● Aim: Copy all the entries below exactly, but not the pictures.

● Data listing:
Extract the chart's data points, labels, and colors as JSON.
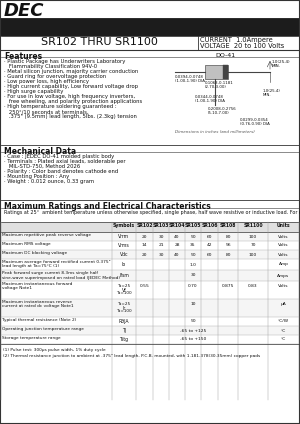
{
  "title_part": "SR102 THRU SR1100",
  "current_label": "CURRENT  1.0Ampere",
  "voltage_label": "VOLTAGE  20 to 100 Volts",
  "dec_logo": "DEC",
  "features_title": "Features",
  "features": [
    "· Plastic Package has Underwriters Laboratory",
    "   Flammability Classification 94V-0",
    "· Metal silicon junction, majority carrier conduction",
    "· Guard ring for overvoltage protection",
    "· Low power loss, high efficiency",
    "· High current capability, Low forward voltage drop",
    "· High surge capability",
    "· For use in low voltage, high frequency inverters,",
    "   free wheeling, and polarity protection applications",
    "· High temperature soldering guaranteed :",
    "   250°/10 seconds at terminals,",
    "   .375\" (9.5mm) lead length, 5lbs. (2.3kg) tension"
  ],
  "mech_title": "Mechanical Data",
  "mech_data": [
    "· Case : JEDEC DO-41 molded plastic body",
    "· Terminals : Plated axial leads, solderable per",
    "   MIL-STD-750, Method 2026",
    "· Polarity : Color band denotes cathode end",
    "· Mounting Position : Any",
    "· Weight : 0.012 ounce, 0.33 gram"
  ],
  "ratings_title": "Maximum Ratings and Electrical Characteristics",
  "ratings_note": "Ratings at 25°  ambient temperature unless otherwise specified, single phase, half wave resistive or inductive load. For capacitive load, derate by 20%.",
  "table_col_labels": [
    "",
    "Symbols",
    "SR102",
    "SR103",
    "SR104",
    "SR105",
    "SR106",
    "SR108",
    "SR1100",
    "Units"
  ],
  "footer_notes": [
    "(1) Pulse test: 300μs pulse width, 1% duty cycle",
    "(2) Thermal resistance junction to ambient at .375\" lead length, P.C.B. mounted, with 1.181.378(30.35mm) copper pads"
  ],
  "do41_label": "DO-41",
  "dim_body_w": "0.1063-0.1181\n(2.70-3.00)",
  "dim_lead_dia": "0.0394-0.0748\n(1.00-1.90) DIA",
  "dim_lead_len": "1.0(25.4)\nMIN.",
  "dim_lead_dia2": "0.0299-0.0354\n(0.76-0.90) DIA",
  "dim_body_len": "0.2008-0.2756\n(5.10-7.00)",
  "dim_note": "Dimensions in inches (and millimeters)",
  "bg_color": "#ffffff",
  "header_bg": "#1c1c1c",
  "border_color": "#333333"
}
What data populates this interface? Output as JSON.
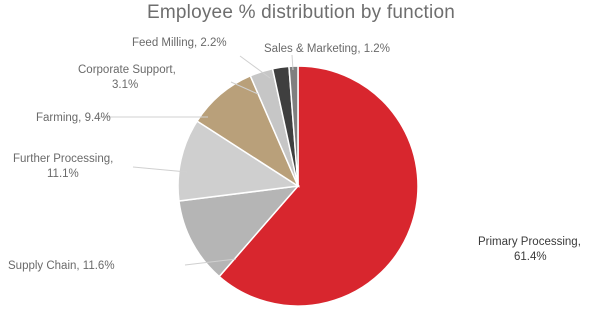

● Result below:
Extract the chart's data points, labels, and colors as JSON.
{
  "title_part": "SR102 THRU SR1100",
  "current_label": "CURRENT  1.0Ampere",
  "voltage_label": "VOLTAGE  20 to 100 Volts",
  "dec_logo": "DEC",
  "features_title": "Features",
  "features": [
    "· Plastic Package has Underwriters Laboratory",
    "   Flammability Classification 94V-0",
    "· Metal silicon junction, majority carrier conduction",
    "· Guard ring for overvoltage protection",
    "· Low power loss, high efficiency",
    "· High current capability, Low forward voltage drop",
    "· High surge capability",
    "· For use in low voltage, high frequency inverters,",
    "   free wheeling, and polarity protection applications",
    "· High temperature soldering guaranteed :",
    "   250°/10 seconds at terminals,",
    "   .375\" (9.5mm) lead length, 5lbs. (2.3kg) tension"
  ],
  "mech_title": "Mechanical Data",
  "mech_data": [
    "· Case : JEDEC DO-41 molded plastic body",
    "· Terminals : Plated axial leads, solderable per",
    "   MIL-STD-750, Method 2026",
    "· Polarity : Color band denotes cathode end",
    "· Mounting Position : Any",
    "· Weight : 0.012 ounce, 0.33 gram"
  ],
  "ratings_title": "Maximum Ratings and Electrical Characteristics",
  "ratings_note": "Ratings at 25°  ambient temperature unless otherwise specified, single phase, half wave resistive or inductive load. For capacitive load, derate by 20%.",
  "table_col_labels": [
    "",
    "Symbols",
    "SR102",
    "SR103",
    "SR104",
    "SR105",
    "SR106",
    "SR108",
    "SR1100",
    "Units"
  ],
  "footer_notes": [
    "(1) Pulse test: 300μs pulse width, 1% duty cycle",
    "(2) Thermal resistance junction to ambient at .375\" lead length, P.C.B. mounted, with 1.181.378(30.35mm) copper pads"
  ],
  "do41_label": "DO-41",
  "dim_body_w": "0.1063-0.1181\n(2.70-3.00)",
  "dim_lead_dia": "0.0394-0.0748\n(1.00-1.90) DIA",
  "dim_lead_len": "1.0(25.4)\nMIN.",
  "dim_lead_dia2": "0.0299-0.0354\n(0.76-0.90) DIA",
  "dim_body_len": "0.2008-0.2756\n(5.10-7.00)",
  "dim_note": "Dimensions in inches (and millimeters)",
  "bg_color": "#ffffff",
  "header_bg": "#1c1c1c",
  "border_color": "#333333"
}
What data populates this interface? Output as JSON.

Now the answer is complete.